## START Material to process

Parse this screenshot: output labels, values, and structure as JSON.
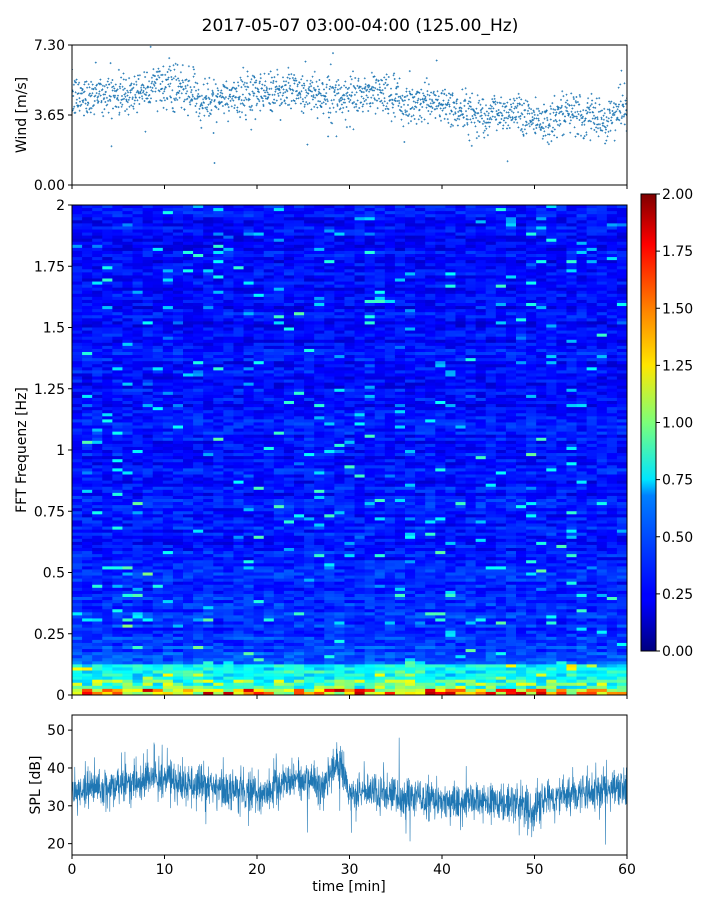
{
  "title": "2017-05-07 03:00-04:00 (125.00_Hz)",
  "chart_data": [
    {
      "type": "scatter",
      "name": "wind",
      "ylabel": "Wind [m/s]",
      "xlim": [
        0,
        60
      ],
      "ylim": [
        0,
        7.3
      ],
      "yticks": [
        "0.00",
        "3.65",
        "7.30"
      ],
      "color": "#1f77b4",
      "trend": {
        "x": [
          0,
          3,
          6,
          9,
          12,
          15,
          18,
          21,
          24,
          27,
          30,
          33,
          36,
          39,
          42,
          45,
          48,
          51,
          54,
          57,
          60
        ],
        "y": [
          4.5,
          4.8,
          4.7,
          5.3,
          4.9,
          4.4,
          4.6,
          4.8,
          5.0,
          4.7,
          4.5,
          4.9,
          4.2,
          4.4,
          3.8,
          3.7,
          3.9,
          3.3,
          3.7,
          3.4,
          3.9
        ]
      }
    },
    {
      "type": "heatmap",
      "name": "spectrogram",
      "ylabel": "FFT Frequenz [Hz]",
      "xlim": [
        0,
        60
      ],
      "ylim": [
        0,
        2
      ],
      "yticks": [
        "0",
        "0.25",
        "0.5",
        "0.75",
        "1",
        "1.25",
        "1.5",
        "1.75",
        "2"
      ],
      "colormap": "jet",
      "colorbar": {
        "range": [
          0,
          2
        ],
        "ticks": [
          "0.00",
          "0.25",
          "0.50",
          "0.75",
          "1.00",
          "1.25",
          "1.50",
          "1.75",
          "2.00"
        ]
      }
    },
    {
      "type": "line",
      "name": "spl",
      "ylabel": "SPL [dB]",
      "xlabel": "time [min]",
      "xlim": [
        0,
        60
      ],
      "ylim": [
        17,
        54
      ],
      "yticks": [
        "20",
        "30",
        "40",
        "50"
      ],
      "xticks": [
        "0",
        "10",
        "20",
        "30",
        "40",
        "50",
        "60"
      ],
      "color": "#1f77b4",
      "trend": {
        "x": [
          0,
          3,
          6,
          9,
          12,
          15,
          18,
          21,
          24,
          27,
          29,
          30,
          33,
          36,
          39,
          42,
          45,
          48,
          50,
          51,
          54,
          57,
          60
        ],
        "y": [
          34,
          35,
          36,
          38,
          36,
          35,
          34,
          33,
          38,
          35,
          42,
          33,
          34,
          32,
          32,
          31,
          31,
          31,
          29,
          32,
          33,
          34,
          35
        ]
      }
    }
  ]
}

## END Material to process

• _Directive_
Write out the full listing verbatim, excluding its pictures.

• _Right answer_
Parse this screenshot: output labels, values, and structure as JSON.
{
  "title": "2017-05-07 03:00-04:00 (125.00_Hz)",
  "chart_data": [
    {
      "type": "scatter",
      "name": "wind",
      "ylabel": "Wind [m/s]",
      "xlim": [
        0,
        60
      ],
      "ylim": [
        0,
        7.3
      ],
      "yticks": [
        "0.00",
        "3.65",
        "7.30"
      ],
      "color": "#1f77b4",
      "trend": {
        "x": [
          0,
          3,
          6,
          9,
          12,
          15,
          18,
          21,
          24,
          27,
          30,
          33,
          36,
          39,
          42,
          45,
          48,
          51,
          54,
          57,
          60
        ],
        "y": [
          4.5,
          4.8,
          4.7,
          5.3,
          4.9,
          4.4,
          4.6,
          4.8,
          5.0,
          4.7,
          4.5,
          4.9,
          4.2,
          4.4,
          3.8,
          3.7,
          3.9,
          3.3,
          3.7,
          3.4,
          3.9
        ]
      }
    },
    {
      "type": "heatmap",
      "name": "spectrogram",
      "ylabel": "FFT Frequenz [Hz]",
      "xlim": [
        0,
        60
      ],
      "ylim": [
        0,
        2
      ],
      "yticks": [
        "0",
        "0.25",
        "0.5",
        "0.75",
        "1",
        "1.25",
        "1.5",
        "1.75",
        "2"
      ],
      "colormap": "jet",
      "colorbar": {
        "range": [
          0,
          2
        ],
        "ticks": [
          "0.00",
          "0.25",
          "0.50",
          "0.75",
          "1.00",
          "1.25",
          "1.50",
          "1.75",
          "2.00"
        ]
      }
    },
    {
      "type": "line",
      "name": "spl",
      "ylabel": "SPL [dB]",
      "xlabel": "time [min]",
      "xlim": [
        0,
        60
      ],
      "ylim": [
        17,
        54
      ],
      "yticks": [
        "20",
        "30",
        "40",
        "50"
      ],
      "xticks": [
        "0",
        "10",
        "20",
        "30",
        "40",
        "50",
        "60"
      ],
      "color": "#1f77b4",
      "trend": {
        "x": [
          0,
          3,
          6,
          9,
          12,
          15,
          18,
          21,
          24,
          27,
          29,
          30,
          33,
          36,
          39,
          42,
          45,
          48,
          50,
          51,
          54,
          57,
          60
        ],
        "y": [
          34,
          35,
          36,
          38,
          36,
          35,
          34,
          33,
          38,
          35,
          42,
          33,
          34,
          32,
          32,
          31,
          31,
          31,
          29,
          32,
          33,
          34,
          35
        ]
      }
    }
  ]
}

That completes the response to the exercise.